Transcribe every line of the records verbatim.
* * * *
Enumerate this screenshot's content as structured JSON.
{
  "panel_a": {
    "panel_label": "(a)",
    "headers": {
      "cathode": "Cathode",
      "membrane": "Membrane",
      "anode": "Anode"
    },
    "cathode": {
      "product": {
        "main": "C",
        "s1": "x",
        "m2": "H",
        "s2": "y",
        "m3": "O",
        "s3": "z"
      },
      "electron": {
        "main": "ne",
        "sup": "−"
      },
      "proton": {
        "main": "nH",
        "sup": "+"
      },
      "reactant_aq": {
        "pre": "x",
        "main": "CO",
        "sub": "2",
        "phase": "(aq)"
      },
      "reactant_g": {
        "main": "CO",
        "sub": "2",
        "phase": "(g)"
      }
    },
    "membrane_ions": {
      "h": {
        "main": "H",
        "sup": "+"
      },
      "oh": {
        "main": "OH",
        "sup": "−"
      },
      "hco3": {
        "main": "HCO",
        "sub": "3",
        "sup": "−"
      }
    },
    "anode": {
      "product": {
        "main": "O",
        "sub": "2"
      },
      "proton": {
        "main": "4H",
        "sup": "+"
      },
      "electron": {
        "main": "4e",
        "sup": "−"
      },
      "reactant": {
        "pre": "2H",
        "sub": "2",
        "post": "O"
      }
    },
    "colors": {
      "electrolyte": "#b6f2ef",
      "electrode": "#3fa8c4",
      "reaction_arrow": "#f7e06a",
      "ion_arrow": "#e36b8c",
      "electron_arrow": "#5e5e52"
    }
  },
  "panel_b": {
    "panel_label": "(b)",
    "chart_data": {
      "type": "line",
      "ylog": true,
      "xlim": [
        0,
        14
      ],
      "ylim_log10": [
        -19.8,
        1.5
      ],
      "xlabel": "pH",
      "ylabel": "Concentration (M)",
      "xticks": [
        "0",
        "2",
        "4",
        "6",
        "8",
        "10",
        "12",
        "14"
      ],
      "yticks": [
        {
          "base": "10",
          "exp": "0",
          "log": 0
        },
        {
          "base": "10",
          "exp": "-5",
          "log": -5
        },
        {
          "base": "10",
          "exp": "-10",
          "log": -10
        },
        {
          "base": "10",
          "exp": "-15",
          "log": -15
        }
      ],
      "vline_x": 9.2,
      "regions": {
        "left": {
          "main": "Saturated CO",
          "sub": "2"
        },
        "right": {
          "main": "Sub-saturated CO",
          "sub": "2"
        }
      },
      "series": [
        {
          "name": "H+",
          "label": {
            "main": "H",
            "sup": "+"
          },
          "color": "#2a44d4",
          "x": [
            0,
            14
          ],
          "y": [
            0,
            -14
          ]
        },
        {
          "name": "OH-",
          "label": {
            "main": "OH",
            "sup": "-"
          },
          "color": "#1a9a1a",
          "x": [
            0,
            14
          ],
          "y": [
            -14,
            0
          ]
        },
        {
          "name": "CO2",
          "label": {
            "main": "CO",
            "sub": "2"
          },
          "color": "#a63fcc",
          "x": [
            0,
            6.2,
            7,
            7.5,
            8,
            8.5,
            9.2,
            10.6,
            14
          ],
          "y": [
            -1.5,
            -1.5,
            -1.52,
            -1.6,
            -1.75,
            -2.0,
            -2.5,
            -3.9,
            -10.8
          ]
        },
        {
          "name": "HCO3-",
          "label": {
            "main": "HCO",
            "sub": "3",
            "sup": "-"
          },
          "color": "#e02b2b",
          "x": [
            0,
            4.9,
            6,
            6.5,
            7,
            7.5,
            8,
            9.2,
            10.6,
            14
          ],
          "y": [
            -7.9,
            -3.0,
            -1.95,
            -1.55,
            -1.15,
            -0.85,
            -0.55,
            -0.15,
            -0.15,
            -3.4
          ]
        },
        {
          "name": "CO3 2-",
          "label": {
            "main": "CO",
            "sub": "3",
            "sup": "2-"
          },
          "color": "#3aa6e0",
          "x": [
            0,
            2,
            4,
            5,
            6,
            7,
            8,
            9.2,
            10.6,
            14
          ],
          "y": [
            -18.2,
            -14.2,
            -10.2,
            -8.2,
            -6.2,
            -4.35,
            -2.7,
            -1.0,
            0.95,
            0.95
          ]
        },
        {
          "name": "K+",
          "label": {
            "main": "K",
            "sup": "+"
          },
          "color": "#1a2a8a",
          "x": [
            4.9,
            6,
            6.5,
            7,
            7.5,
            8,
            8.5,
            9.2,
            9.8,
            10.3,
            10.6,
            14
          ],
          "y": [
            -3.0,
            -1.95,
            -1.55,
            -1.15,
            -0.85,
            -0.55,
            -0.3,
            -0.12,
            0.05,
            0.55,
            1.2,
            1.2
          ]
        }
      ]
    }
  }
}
* * * *
(EXERCISE RESPONSE)
Enumerate this screenshot's content as structured JSON.
{
  "panel_a": {
    "panel_label": "(a)",
    "headers": {
      "cathode": "Cathode",
      "membrane": "Membrane",
      "anode": "Anode"
    },
    "cathode": {
      "product": {
        "main": "C",
        "s1": "x",
        "m2": "H",
        "s2": "y",
        "m3": "O",
        "s3": "z"
      },
      "electron": {
        "main": "ne",
        "sup": "−"
      },
      "proton": {
        "main": "nH",
        "sup": "+"
      },
      "reactant_aq": {
        "pre": "x",
        "main": "CO",
        "sub": "2",
        "phase": "(aq)"
      },
      "reactant_g": {
        "main": "CO",
        "sub": "2",
        "phase": "(g)"
      }
    },
    "membrane_ions": {
      "h": {
        "main": "H",
        "sup": "+"
      },
      "oh": {
        "main": "OH",
        "sup": "−"
      },
      "hco3": {
        "main": "HCO",
        "sub": "3",
        "sup": "−"
      }
    },
    "anode": {
      "product": {
        "main": "O",
        "sub": "2"
      },
      "proton": {
        "main": "4H",
        "sup": "+"
      },
      "electron": {
        "main": "4e",
        "sup": "−"
      },
      "reactant": {
        "pre": "2H",
        "sub": "2",
        "post": "O"
      }
    },
    "colors": {
      "electrolyte": "#b6f2ef",
      "electrode": "#3fa8c4",
      "reaction_arrow": "#f7e06a",
      "ion_arrow": "#e36b8c",
      "electron_arrow": "#5e5e52"
    }
  },
  "panel_b": {
    "panel_label": "(b)",
    "chart_data": {
      "type": "line",
      "ylog": true,
      "xlim": [
        0,
        14
      ],
      "ylim_log10": [
        -19.8,
        1.5
      ],
      "xlabel": "pH",
      "ylabel": "Concentration (M)",
      "xticks": [
        "0",
        "2",
        "4",
        "6",
        "8",
        "10",
        "12",
        "14"
      ],
      "yticks": [
        {
          "base": "10",
          "exp": "0",
          "log": 0
        },
        {
          "base": "10",
          "exp": "-5",
          "log": -5
        },
        {
          "base": "10",
          "exp": "-10",
          "log": -10
        },
        {
          "base": "10",
          "exp": "-15",
          "log": -15
        }
      ],
      "vline_x": 9.2,
      "regions": {
        "left": {
          "main": "Saturated CO",
          "sub": "2"
        },
        "right": {
          "main": "Sub-saturated CO",
          "sub": "2"
        }
      },
      "series": [
        {
          "name": "H+",
          "label": {
            "main": "H",
            "sup": "+"
          },
          "color": "#2a44d4",
          "x": [
            0,
            14
          ],
          "y": [
            0,
            -14
          ]
        },
        {
          "name": "OH-",
          "label": {
            "main": "OH",
            "sup": "-"
          },
          "color": "#1a9a1a",
          "x": [
            0,
            14
          ],
          "y": [
            -14,
            0
          ]
        },
        {
          "name": "CO2",
          "label": {
            "main": "CO",
            "sub": "2"
          },
          "color": "#a63fcc",
          "x": [
            0,
            6.2,
            7,
            7.5,
            8,
            8.5,
            9.2,
            10.6,
            14
          ],
          "y": [
            -1.5,
            -1.5,
            -1.52,
            -1.6,
            -1.75,
            -2.0,
            -2.5,
            -3.9,
            -10.8
          ]
        },
        {
          "name": "HCO3-",
          "label": {
            "main": "HCO",
            "sub": "3",
            "sup": "-"
          },
          "color": "#e02b2b",
          "x": [
            0,
            4.9,
            6,
            6.5,
            7,
            7.5,
            8,
            9.2,
            10.6,
            14
          ],
          "y": [
            -7.9,
            -3.0,
            -1.95,
            -1.55,
            -1.15,
            -0.85,
            -0.55,
            -0.15,
            -0.15,
            -3.4
          ]
        },
        {
          "name": "CO3 2-",
          "label": {
            "main": "CO",
            "sub": "3",
            "sup": "2-"
          },
          "color": "#3aa6e0",
          "x": [
            0,
            2,
            4,
            5,
            6,
            7,
            8,
            9.2,
            10.6,
            14
          ],
          "y": [
            -18.2,
            -14.2,
            -10.2,
            -8.2,
            -6.2,
            -4.35,
            -2.7,
            -1.0,
            0.95,
            0.95
          ]
        },
        {
          "name": "K+",
          "label": {
            "main": "K",
            "sup": "+"
          },
          "color": "#1a2a8a",
          "x": [
            4.9,
            6,
            6.5,
            7,
            7.5,
            8,
            8.5,
            9.2,
            9.8,
            10.3,
            10.6,
            14
          ],
          "y": [
            -3.0,
            -1.95,
            -1.55,
            -1.15,
            -0.85,
            -0.55,
            -0.3,
            -0.12,
            0.05,
            0.55,
            1.2,
            1.2
          ]
        }
      ]
    }
  }
}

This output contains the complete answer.